Short problem. Search the listing for the string "JSON" and copy every line that contains it.

Supplied data.
* begin *
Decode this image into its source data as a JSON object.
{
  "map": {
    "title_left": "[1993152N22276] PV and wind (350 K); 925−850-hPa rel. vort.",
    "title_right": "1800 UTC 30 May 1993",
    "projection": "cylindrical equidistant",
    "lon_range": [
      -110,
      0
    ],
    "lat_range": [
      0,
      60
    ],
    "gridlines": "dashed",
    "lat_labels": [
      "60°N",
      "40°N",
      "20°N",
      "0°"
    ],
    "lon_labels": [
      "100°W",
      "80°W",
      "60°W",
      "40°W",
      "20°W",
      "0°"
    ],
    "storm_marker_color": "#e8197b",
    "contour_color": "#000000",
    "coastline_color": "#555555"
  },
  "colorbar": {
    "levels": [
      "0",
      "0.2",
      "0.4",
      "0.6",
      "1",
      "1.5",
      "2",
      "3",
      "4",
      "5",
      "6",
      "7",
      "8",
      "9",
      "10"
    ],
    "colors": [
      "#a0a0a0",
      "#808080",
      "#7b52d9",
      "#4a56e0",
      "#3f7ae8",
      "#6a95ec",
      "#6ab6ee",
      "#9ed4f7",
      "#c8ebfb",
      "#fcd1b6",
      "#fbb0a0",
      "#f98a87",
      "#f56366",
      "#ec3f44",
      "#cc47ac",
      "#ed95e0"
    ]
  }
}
* end *
* begin *
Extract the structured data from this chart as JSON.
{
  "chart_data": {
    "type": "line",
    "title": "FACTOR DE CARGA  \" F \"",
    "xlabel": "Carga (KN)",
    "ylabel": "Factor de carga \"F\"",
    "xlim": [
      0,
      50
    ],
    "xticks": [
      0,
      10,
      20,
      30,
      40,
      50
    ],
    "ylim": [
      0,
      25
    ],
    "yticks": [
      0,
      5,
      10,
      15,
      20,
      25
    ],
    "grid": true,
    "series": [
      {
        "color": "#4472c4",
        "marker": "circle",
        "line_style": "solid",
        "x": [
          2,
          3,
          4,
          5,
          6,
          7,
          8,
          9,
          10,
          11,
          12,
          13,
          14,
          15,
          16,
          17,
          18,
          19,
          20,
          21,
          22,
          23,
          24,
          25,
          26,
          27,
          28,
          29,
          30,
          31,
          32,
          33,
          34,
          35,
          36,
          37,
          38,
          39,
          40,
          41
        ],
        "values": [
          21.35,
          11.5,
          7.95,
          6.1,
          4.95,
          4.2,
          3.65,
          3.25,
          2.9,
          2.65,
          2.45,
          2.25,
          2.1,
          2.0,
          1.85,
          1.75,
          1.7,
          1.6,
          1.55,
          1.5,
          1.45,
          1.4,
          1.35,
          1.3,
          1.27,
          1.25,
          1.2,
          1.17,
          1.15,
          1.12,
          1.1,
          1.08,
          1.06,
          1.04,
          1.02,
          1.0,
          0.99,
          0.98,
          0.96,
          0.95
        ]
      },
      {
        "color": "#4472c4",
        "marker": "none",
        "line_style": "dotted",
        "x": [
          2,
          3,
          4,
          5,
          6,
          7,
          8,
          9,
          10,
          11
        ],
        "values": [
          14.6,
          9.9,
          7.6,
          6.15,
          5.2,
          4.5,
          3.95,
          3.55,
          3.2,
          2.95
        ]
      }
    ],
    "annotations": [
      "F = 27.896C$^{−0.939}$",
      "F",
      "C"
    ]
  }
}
* end *
Response for this exercise.
Decode this image into its source data as a JSON object.
Extract the structured data from this chart as JSON.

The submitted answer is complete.